### TO DO
Look through the lines of the material and count those containing "JSON". Give that count alone.
>> BEGIN LISTED ENTRIES
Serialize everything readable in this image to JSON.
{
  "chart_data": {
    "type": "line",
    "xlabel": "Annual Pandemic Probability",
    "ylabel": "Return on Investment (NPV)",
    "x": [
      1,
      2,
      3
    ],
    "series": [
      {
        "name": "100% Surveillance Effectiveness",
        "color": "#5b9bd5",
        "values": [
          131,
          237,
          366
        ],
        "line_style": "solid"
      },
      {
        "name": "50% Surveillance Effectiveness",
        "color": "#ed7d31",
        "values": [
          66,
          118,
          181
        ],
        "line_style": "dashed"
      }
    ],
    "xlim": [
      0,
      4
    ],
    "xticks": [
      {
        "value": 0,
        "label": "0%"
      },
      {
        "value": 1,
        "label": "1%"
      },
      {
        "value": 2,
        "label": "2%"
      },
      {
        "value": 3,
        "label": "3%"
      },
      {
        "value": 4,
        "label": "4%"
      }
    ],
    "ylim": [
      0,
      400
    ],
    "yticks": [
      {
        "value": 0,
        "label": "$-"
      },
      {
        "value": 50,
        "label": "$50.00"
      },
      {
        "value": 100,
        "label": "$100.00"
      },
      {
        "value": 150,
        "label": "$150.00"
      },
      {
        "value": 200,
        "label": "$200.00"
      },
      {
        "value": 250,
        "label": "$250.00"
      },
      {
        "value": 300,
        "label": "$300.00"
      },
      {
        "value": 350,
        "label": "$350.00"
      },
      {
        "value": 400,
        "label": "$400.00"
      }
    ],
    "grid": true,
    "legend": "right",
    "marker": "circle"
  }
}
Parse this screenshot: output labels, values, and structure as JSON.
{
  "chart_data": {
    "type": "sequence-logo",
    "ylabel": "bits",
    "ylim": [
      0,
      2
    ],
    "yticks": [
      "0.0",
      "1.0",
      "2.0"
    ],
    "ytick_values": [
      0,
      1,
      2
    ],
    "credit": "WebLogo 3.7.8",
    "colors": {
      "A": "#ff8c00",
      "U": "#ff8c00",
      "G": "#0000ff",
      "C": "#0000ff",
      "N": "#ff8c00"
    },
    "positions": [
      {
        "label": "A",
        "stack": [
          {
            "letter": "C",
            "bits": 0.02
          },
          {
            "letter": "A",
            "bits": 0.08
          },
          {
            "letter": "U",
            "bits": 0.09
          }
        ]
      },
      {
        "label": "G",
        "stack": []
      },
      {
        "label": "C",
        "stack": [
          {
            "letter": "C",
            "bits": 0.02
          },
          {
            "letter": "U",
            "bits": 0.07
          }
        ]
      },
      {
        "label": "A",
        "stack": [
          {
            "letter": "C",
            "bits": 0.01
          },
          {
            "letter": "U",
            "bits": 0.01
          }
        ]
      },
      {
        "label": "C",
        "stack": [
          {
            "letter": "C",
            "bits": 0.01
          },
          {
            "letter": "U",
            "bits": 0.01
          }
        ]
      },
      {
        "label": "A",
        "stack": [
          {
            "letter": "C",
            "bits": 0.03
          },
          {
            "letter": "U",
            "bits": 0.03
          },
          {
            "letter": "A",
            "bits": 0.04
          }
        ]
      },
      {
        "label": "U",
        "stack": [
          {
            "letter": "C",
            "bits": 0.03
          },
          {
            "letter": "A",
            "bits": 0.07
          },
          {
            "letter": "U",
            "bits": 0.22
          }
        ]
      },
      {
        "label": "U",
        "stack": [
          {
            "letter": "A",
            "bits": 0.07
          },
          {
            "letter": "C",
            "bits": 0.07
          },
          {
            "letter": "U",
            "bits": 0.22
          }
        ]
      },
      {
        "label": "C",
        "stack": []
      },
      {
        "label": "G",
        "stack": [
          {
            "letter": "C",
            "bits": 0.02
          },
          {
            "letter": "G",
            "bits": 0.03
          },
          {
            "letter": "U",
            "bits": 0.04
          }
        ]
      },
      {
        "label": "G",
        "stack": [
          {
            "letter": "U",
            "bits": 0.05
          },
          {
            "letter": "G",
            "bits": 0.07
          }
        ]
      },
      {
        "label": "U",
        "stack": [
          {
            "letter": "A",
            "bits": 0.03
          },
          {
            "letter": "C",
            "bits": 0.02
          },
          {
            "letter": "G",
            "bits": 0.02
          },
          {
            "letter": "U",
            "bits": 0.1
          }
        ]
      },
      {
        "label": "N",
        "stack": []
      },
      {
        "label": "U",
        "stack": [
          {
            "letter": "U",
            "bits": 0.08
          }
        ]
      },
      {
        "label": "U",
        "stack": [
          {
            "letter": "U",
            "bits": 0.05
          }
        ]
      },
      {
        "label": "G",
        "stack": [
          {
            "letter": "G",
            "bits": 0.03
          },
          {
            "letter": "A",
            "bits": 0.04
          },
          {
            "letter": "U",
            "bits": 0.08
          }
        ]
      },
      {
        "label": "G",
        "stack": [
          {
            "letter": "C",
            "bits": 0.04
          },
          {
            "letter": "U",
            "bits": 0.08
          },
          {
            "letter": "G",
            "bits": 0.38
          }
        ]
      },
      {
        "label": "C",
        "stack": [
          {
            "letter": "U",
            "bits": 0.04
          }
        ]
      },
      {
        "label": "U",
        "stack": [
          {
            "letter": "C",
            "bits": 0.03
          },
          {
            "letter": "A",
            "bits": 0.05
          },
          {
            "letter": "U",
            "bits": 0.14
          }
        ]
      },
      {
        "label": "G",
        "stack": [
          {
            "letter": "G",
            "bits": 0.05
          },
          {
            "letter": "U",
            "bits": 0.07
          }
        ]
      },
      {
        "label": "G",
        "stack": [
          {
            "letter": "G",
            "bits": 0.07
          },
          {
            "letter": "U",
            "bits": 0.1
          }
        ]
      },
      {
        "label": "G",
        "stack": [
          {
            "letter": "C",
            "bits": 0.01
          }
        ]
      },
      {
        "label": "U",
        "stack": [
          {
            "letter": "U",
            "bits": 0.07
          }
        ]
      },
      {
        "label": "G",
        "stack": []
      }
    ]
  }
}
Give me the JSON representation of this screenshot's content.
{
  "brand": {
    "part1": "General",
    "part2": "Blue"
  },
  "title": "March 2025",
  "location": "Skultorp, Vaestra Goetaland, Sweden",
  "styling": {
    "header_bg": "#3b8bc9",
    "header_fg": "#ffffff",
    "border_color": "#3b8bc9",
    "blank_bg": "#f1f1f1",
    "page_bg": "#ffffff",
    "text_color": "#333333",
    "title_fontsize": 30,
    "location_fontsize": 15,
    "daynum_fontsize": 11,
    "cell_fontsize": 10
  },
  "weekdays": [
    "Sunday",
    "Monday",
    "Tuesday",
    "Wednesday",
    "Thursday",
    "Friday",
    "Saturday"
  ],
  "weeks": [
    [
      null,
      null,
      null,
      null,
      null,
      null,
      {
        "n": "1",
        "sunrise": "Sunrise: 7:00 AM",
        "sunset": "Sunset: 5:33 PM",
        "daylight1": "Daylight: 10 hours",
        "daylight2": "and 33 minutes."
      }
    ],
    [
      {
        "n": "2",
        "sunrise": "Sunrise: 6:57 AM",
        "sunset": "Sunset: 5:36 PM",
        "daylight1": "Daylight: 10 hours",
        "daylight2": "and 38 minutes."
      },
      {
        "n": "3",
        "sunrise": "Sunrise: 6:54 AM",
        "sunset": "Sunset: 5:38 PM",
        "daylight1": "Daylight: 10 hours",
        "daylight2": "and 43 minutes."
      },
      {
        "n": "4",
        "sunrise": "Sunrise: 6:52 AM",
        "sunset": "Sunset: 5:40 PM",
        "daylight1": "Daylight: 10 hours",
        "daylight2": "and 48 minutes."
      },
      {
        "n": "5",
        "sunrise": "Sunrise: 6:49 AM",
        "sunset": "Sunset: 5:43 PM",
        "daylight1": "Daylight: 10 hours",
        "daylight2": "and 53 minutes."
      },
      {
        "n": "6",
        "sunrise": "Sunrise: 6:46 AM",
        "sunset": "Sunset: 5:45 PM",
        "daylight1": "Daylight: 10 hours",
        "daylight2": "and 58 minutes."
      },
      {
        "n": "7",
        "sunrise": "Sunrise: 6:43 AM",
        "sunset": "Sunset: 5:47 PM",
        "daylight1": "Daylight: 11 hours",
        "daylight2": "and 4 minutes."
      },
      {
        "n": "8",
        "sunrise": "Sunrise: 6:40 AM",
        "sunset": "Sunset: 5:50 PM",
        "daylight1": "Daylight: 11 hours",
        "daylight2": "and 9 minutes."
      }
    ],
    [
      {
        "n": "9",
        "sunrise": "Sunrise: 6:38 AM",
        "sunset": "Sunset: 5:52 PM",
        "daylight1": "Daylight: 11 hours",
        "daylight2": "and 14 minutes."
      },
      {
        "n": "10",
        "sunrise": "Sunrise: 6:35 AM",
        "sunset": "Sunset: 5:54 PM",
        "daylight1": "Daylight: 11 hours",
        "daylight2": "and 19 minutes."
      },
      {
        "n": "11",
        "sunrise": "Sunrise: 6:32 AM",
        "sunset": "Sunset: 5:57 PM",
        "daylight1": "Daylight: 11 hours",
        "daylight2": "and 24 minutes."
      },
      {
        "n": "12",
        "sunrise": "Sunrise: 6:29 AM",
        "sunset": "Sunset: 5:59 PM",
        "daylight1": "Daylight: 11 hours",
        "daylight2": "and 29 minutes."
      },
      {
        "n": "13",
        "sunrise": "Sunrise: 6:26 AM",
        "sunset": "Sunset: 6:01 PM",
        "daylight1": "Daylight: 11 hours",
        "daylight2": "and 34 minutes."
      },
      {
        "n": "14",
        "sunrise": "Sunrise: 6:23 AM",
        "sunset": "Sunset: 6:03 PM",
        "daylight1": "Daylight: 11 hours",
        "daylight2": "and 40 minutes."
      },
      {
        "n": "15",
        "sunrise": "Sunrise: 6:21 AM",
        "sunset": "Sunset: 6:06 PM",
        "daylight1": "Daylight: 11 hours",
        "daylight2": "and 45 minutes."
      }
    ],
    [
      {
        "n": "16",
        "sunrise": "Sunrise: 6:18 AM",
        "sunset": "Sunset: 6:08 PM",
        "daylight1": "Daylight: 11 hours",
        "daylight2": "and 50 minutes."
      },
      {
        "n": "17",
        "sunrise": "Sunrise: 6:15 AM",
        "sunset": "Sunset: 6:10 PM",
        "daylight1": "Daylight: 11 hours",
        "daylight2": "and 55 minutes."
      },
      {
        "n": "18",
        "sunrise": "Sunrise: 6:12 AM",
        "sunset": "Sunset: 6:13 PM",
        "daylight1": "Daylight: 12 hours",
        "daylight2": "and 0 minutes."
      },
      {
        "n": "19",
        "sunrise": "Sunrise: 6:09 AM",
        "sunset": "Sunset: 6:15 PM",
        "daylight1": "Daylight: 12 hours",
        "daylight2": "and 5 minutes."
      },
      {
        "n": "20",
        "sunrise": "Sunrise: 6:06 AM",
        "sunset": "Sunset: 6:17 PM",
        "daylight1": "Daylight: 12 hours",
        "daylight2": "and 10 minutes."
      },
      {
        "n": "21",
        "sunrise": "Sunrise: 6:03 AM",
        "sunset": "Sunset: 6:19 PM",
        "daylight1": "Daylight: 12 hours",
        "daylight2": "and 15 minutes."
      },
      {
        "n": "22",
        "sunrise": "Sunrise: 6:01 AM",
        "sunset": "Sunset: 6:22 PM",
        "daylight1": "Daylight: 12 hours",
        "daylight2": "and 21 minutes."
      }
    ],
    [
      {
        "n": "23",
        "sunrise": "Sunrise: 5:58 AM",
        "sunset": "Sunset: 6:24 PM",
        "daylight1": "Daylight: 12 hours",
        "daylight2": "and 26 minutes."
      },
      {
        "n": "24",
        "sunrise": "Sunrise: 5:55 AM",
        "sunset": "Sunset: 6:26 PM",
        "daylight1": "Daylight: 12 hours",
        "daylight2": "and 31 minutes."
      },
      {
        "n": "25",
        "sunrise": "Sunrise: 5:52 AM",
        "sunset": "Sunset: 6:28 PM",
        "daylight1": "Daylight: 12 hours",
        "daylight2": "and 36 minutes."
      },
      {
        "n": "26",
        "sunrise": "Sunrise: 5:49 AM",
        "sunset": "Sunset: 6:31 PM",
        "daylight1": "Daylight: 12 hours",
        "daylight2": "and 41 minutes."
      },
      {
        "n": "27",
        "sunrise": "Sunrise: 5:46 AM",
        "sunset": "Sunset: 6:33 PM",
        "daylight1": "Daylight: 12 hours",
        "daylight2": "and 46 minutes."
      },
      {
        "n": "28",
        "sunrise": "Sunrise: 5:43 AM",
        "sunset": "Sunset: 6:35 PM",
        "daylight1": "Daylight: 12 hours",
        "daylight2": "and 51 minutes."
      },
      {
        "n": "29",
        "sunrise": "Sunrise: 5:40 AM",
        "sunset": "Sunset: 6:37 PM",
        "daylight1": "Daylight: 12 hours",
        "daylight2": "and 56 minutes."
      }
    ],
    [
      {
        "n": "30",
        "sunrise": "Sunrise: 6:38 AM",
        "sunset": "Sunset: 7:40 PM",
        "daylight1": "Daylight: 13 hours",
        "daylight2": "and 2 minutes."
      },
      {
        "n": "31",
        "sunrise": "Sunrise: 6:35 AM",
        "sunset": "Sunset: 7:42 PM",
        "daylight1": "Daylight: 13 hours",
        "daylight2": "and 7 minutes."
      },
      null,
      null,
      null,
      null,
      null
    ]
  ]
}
>> END LISTED ENTRIES
### TASK ANSWER
3